**Written instruction:**
Each line of the listing must be transcribed exactly, except for the images, which should be excluded.

**Dataset extract:**
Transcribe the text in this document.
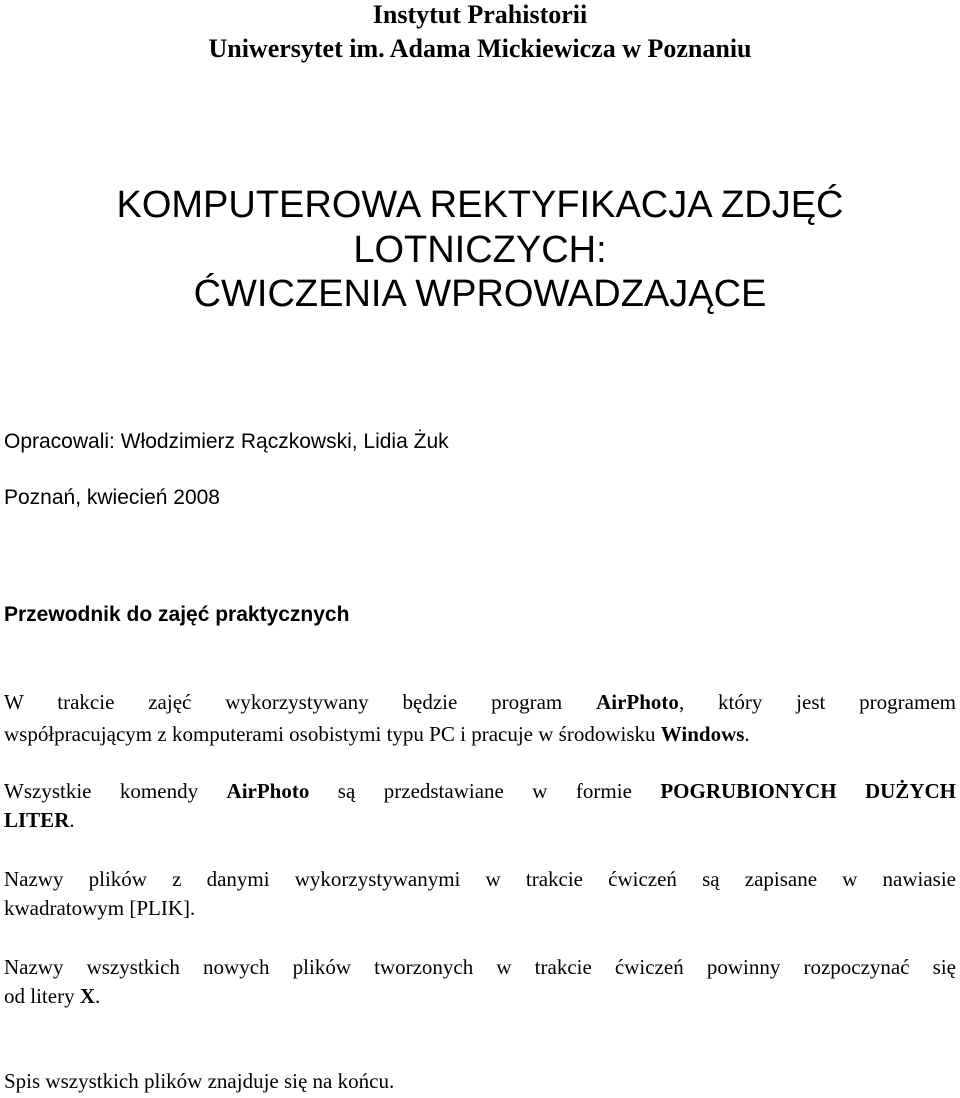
Instytut Prahistorii
Uniwersytet im. Adama Mickiewicza w Poznaniu
KOMPUTEROWA REKTYFIKACJA ZDJĘĆ
LOTNICZYCH:
ĆWICZENIA WPROWADZAJĄCE
Opracowali: Włodzimierz Rączkowski, Lidia Żuk
Poznań, kwiecień 2008
Przewodnik do zajęć praktycznych
W trakcie zajęć wykorzystywany będzie program AirPhoto, który jest programem
współpracującym z komputerami osobistymi typu PC i pracuje w środowisku Windows.
Wszystkie komendy AirPhoto są przedstawiane w formie POGRUBIONYCH DUŻYCH
LITER.
Nazwy plików z danymi wykorzystywanymi w trakcie ćwiczeń są zapisane w nawiasie
kwadratowym [PLIK].
Nazwy wszystkich nowych plików tworzonych w trakcie ćwiczeń powinny rozpoczynać się
od litery X.
Spis wszystkich plików znajduje się na końcu.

**Task solution:**
Transcribe the text in this document.
Instytut Prahistorii
Uniwersytet im. Adama Mickiewicza w Poznaniu
KOMPUTEROWA REKTYFIKACJA ZDJĘĆ
LOTNICZYCH:
ĆWICZENIA WPROWADZAJĄCE
Opracowali: Włodzimierz Rączkowski, Lidia Żuk
Poznań, kwiecień 2008
Przewodnik do zajęć praktycznych
W trakcie zajęć wykorzystywany będzie program AirPhoto, który jest programem
współpracującym z komputerami osobistymi typu PC i pracuje w środowisku Windows.
Wszystkie komendy AirPhoto są przedstawiane w formie POGRUBIONYCH DUŻYCH
LITER.
Nazwy plików z danymi wykorzystywanymi w trakcie ćwiczeń są zapisane w nawiasie
kwadratowym [PLIK].
Nazwy wszystkich nowych plików tworzonych w trakcie ćwiczeń powinny rozpoczynać się
od litery X.
Spis wszystkich plików znajduje się na końcu.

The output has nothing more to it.